Trecho da página:
--

Eficácia é uma medida normativa do alcance dos resultados, enquanto eficiência é uma medida normativa da utilização dos recursos nesse processo. […] A eficiência é uma relação entre custos e benefícios. Assim, a eficiência está voltada para a melhor maneira pela qual as coisas devem ser feitas ou executadas (métodos), a fim de que os recursos sejam aplicados da forma mais racional possível […]. À medida que o administrador se preocupa em fazer corretamente as coisas, ele está se voltando para a eficiência (melhor utilização dos recursos disponíveis). Porém, quando ele utiliza estes instrumentos fornecidos por aqueles que executam para avaliar o alcance dos resultados, isto é, para verificar se as coisas bem feitas são as que realmente deveriam ser feitas, então ele está se voltando para a eficácia (alcance dos objetivos através dos recursos disponíveis).

Desta feita, apenas para fins elucidativos, aplicando-se tais conceitos ao proferimento de uma sentença, tem-se que se ela foi proferida de forma célere, é eficiente. Contudo, somente terá eficácia se proferida com observância das garantias processuais, com a devida fundamentação, com a observância das peculiaridades do caso concreto e detenha aptidão para gerar efeitos jurídicos.

Assim, a atuação ideal do Judiciário ocorrerá com a união dos conceitos de eficiência e eficácia, alcançando a efetividade, que é um conceito complexo e se relaciona, principalmente, com a avaliação acerca de como, de maneira adequada, uma organização cumpre sua missão, alcança seus objetivos previamente estabelecidos e se adapta a novas e constantes mudanças no ambiente. (HANNAN; FREEMAN, 1977). 

Sobre esta temática, em especial sobre a eficiência no Poder Judiciário, é relevante mencionar que o artigo 5º da Constituição Federal, em seu inciso LXXVIII, traz expressamente o princípio da razoável duração do processo:

Art. 5º Todos são iguais perante a lei, sem distinção de qualquer natureza, garantindo-se aos brasileiros e aos estrangeiros residentes no País a inviolabilidade do direito à vida, à liberdade, à igualdade, à segurança e à propriedade, nos termos seguintes:

[…]

LXXVIII a todos, no âmbito judicial e administrativo, são assegurados a razoável duração do processo e os meios que garantam a celeridade de sua tramitação. (BRASIL, 1998).

Referido princípio, apesar de apenas se tornar expressamente presente em nosso texto constitucional com o advento da Emenda Constitucional nº 45/2004, que trata da reforma do Poder Judiciário, já era existente no ordenamento jurídico nacional, mesmo que implicitamente, principalmente quando se falava em devido processo legal (due processo of law), por ser este o princípio que engloba todos os outros princípios, juntamente com a ampla defesa, contraditório e a imparcialidade. Citados princípios são as garantias constitucionais básicas processuais para que se possa falar em uma sociedade justa e democrática dentro de um Estado Democrático de Direito.

--

Tarefa do exercício 1:
Reproduza em forma de lista numerada as linhas da listagem, começando pela primeira e seguindo até a linha que contém "- title-text: = 1,: [237, 113, 267, 126]", inclusive. Omita as linhas em branco.

Entradas de dados coletadas
--

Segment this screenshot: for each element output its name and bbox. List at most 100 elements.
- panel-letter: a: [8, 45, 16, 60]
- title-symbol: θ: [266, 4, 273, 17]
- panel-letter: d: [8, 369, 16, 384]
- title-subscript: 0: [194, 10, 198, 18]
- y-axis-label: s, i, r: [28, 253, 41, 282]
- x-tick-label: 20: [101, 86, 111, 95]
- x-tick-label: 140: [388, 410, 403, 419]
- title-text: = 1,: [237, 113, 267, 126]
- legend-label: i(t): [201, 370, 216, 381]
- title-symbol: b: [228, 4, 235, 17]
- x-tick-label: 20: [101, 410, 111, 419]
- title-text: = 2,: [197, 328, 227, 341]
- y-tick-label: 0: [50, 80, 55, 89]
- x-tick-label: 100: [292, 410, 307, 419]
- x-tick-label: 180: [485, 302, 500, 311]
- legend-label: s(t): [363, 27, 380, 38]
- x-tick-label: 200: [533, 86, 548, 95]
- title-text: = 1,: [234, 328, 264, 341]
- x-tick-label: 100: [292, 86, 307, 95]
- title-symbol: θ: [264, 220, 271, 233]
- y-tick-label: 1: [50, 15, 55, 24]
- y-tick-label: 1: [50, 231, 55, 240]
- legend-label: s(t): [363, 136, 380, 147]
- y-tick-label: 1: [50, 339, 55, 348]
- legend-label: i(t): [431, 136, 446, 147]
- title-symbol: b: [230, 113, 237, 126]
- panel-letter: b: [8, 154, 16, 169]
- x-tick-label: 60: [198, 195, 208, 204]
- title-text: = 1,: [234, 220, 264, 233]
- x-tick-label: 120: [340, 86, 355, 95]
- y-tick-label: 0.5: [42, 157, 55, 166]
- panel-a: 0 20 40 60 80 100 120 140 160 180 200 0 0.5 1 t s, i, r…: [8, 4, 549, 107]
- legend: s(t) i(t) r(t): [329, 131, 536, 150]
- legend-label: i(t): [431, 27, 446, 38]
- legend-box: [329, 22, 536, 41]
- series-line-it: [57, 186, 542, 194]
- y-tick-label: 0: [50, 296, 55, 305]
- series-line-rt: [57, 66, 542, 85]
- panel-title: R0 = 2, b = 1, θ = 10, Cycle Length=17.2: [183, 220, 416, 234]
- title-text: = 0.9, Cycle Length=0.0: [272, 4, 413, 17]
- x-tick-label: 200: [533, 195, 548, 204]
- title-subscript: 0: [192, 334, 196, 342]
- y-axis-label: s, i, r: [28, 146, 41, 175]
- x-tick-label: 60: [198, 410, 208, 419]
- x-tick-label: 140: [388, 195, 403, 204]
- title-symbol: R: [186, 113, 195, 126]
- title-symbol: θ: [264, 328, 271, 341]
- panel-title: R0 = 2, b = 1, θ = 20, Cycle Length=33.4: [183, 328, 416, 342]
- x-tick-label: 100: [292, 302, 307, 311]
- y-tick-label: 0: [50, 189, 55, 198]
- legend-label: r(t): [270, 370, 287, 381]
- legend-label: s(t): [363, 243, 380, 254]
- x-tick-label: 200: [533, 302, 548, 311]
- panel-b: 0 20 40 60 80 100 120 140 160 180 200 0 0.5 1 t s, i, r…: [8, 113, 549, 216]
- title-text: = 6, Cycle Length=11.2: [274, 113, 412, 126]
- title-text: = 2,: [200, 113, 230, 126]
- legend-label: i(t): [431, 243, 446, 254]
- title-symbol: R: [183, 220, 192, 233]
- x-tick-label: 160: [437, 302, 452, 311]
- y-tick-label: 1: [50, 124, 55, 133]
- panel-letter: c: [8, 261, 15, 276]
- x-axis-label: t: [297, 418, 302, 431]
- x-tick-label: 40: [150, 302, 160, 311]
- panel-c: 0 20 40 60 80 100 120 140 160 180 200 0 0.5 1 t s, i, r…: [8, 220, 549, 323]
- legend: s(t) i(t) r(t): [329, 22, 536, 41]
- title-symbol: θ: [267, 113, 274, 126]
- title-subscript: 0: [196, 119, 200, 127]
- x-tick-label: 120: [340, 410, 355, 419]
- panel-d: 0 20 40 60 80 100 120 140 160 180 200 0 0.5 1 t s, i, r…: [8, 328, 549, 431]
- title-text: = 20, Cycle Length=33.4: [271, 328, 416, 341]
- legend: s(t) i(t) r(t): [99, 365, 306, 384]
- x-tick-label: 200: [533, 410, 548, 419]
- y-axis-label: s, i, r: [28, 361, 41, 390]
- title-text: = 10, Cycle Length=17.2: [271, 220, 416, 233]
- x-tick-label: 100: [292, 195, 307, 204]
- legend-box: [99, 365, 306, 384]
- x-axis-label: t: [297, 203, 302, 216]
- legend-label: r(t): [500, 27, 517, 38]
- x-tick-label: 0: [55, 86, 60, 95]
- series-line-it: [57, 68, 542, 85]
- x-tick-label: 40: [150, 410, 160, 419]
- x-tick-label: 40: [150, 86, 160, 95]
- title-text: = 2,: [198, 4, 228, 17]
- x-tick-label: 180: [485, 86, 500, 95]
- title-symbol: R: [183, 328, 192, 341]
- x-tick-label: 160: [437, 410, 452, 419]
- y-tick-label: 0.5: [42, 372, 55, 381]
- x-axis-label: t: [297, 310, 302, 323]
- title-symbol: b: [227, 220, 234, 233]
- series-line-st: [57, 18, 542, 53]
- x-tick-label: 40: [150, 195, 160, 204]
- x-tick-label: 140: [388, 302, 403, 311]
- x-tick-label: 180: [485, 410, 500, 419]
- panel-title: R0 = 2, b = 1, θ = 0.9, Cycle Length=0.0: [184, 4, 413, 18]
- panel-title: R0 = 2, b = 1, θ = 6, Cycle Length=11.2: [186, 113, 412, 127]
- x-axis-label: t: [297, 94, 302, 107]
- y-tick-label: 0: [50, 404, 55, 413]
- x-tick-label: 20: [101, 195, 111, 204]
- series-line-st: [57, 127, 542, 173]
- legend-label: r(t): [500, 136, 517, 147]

--

Tarefa do exercício 2:
De acordo com o trecho sobre eficiência e eficácia, qual emenda constitucional tornou expresso no texto constitucional o princípio da razoável duração do processo?

Resposta da tarefa 1:
1. Segment this screenshot: for each element output its name and bbox. List at most 100 elements.
2. - panel-letter: a: [8, 45, 16, 60]
3. - title-symbol: θ: [266, 4, 273, 17]
4. - panel-letter: d: [8, 369, 16, 384]
5. - title-subscript: 0: [194, 10, 198, 18]
6. - y-axis-label: s, i, r: [28, 253, 41, 282]
7. - x-tick-label: 20: [101, 86, 111, 95]
8. - x-tick-label: 140: [388, 410, 403, 419]
9. - title-text: = 1,: [237, 113, 267, 126]

Resposta da tarefa 2:
A Emenda Constitucional nº 45/2004, que trata da reforma do Poder Judiciário.